→ Brief
When the string "index" is part of a line below, that line should be copied.

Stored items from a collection
....

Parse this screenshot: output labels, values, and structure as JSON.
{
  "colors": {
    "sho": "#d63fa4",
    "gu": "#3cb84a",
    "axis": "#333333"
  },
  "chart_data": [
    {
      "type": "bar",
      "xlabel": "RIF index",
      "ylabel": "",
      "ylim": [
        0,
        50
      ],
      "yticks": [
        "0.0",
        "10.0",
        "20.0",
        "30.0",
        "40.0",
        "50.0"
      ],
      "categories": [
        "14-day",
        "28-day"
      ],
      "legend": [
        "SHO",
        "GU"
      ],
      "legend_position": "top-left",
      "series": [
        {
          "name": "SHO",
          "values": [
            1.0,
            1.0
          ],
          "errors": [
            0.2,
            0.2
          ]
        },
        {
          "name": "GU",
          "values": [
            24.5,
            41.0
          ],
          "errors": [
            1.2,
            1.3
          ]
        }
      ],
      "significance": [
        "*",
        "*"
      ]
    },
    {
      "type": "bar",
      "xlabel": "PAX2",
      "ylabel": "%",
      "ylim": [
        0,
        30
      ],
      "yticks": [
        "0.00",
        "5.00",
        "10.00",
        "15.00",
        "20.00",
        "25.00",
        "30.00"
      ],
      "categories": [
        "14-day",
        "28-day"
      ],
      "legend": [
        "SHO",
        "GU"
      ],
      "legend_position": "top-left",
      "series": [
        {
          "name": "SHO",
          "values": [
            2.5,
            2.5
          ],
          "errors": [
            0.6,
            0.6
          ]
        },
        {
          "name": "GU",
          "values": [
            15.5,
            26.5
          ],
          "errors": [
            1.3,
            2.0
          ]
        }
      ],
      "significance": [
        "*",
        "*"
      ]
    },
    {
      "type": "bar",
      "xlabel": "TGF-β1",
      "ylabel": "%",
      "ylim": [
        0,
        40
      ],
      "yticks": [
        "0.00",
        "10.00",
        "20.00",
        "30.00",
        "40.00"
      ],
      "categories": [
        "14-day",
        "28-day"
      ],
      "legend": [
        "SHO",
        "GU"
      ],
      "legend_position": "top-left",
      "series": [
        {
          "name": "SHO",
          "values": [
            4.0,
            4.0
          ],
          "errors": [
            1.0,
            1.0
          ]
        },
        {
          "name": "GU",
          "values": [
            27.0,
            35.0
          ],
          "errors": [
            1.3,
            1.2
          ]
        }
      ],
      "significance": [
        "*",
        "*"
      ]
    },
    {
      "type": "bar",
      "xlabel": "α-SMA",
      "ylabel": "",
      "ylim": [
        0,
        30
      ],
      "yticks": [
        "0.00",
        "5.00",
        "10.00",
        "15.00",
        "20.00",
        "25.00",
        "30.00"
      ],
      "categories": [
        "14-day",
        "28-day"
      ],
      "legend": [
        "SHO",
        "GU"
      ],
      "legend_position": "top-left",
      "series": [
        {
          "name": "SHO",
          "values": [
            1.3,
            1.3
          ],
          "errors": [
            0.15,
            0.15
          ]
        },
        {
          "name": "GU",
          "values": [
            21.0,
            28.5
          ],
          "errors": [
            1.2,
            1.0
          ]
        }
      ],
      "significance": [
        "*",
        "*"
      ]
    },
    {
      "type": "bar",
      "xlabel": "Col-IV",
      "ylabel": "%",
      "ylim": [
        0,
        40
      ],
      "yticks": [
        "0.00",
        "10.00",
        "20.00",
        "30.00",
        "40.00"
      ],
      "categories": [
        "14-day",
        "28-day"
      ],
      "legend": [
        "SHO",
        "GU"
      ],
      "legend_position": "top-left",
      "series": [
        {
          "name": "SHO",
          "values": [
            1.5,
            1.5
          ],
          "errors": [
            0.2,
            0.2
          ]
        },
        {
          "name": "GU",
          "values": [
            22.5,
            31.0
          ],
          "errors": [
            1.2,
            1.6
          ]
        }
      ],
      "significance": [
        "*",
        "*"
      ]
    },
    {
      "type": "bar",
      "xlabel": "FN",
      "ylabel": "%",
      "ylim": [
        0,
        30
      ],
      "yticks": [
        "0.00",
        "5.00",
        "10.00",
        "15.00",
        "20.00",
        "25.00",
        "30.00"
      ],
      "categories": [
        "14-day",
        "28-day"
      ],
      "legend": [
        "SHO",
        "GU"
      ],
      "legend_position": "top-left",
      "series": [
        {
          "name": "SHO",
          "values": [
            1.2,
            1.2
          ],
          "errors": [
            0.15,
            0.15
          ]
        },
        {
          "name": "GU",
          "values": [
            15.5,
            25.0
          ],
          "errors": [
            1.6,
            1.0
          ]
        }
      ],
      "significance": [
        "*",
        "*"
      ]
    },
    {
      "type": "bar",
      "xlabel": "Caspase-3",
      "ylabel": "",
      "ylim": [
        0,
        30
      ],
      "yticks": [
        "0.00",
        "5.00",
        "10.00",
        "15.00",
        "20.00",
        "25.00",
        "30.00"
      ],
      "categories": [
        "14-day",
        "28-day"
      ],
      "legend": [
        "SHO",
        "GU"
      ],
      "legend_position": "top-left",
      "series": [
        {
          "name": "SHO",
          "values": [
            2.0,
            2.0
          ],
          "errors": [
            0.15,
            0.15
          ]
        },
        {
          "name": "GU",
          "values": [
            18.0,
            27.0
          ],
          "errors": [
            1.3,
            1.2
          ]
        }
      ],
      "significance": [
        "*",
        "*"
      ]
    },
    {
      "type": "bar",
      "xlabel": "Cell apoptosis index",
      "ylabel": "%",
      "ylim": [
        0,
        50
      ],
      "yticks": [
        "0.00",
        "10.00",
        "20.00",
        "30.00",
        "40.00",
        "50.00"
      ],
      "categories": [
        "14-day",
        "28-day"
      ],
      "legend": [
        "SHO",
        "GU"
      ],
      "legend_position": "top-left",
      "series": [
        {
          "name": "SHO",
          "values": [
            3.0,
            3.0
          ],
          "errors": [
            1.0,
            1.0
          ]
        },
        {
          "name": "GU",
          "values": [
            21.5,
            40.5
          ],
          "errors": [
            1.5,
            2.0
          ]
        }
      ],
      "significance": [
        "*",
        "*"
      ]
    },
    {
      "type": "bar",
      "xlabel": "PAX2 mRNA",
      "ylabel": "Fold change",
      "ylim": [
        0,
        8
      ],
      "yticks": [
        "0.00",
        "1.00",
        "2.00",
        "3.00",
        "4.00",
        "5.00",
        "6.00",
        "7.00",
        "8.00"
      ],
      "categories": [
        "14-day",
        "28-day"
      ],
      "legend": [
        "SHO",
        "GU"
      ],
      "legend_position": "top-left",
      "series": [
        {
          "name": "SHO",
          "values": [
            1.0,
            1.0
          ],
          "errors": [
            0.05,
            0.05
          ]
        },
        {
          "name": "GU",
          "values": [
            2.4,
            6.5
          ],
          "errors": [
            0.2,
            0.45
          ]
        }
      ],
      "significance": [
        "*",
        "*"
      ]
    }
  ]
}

....

→ Response to the exercise
      "xlabel": "RIF index",
      "xlabel": "Cell apoptosis index",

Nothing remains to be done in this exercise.